INSTRUCTION
Each entry below must be repeated word for word.

= = = =

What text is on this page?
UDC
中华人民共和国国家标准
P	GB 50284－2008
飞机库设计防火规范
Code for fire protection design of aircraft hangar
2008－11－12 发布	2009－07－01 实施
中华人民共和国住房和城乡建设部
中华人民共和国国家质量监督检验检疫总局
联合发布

= = = =

SOLUTION BELOW
What text is on this page?
UDC
中华人民共和国国家标准
P	GB 50284－2008
飞机库设计防火规范
Code for fire protection design of aircraft hangar
2008－11－12 发布	2009－07－01 实施
中华人民共和国住房和城乡建设部
中华人民共和国国家质量监督检验检疫总局
联合发布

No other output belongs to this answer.